Items listed in a dataset:
┄┄┄┄┄┄

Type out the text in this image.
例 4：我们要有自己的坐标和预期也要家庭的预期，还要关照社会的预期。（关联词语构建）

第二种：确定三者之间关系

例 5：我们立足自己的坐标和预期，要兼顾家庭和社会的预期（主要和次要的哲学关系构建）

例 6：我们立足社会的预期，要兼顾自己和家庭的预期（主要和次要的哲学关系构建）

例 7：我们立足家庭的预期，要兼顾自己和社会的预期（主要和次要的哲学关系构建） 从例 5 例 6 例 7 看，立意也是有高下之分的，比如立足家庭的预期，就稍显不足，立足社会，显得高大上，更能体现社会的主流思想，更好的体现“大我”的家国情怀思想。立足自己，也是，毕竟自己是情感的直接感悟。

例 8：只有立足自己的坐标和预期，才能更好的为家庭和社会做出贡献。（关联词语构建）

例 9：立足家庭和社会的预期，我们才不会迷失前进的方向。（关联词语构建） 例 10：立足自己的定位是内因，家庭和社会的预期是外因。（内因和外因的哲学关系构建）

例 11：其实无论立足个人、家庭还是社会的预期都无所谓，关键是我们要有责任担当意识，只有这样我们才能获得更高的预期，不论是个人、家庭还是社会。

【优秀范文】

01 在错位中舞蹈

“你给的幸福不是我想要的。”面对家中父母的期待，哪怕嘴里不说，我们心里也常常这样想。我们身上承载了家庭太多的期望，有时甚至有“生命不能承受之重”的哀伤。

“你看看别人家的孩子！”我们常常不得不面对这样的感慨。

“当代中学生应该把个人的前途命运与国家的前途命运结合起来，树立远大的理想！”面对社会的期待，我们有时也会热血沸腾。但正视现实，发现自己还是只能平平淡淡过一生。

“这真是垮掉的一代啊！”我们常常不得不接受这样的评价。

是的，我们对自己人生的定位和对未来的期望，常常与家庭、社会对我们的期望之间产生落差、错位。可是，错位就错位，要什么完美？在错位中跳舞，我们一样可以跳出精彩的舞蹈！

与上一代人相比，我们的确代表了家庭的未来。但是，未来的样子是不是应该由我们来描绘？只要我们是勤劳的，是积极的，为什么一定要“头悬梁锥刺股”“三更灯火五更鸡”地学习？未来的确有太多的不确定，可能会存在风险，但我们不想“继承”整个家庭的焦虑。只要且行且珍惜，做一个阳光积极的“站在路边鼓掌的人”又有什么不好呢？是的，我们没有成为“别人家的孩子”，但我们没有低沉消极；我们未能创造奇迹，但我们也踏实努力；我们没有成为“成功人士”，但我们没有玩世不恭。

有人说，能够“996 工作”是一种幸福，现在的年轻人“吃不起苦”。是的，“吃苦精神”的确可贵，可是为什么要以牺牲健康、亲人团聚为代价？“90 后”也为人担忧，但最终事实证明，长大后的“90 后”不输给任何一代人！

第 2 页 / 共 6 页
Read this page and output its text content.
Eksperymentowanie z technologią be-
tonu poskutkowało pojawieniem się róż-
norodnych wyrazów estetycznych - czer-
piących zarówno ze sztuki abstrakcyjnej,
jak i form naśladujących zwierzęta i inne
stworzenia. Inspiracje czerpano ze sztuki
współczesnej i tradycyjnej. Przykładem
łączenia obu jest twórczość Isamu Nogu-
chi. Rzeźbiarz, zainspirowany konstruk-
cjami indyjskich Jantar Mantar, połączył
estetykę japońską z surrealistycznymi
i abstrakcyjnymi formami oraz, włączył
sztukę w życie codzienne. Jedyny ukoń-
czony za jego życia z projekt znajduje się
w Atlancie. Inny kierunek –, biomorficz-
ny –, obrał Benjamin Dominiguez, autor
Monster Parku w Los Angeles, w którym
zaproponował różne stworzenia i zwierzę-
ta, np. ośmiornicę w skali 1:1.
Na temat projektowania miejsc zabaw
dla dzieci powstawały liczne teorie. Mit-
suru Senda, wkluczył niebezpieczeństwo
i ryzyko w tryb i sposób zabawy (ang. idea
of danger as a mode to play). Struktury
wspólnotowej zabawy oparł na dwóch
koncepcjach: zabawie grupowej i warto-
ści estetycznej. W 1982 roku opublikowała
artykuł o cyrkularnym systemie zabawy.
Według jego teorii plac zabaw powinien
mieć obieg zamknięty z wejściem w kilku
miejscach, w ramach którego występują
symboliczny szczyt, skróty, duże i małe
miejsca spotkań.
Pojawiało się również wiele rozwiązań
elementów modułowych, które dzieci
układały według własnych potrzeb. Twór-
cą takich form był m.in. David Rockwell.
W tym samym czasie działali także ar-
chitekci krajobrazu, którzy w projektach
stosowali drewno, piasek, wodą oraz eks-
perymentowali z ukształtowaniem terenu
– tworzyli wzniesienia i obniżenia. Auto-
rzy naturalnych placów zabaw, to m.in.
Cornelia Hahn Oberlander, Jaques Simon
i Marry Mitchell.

┄┄┄┄┄┄

Sift through the entries and copy every line with "dzieci".

Complete output:
dla dzieci powstawały liczne teorie. Mit-
elementów modułowych, które dzieci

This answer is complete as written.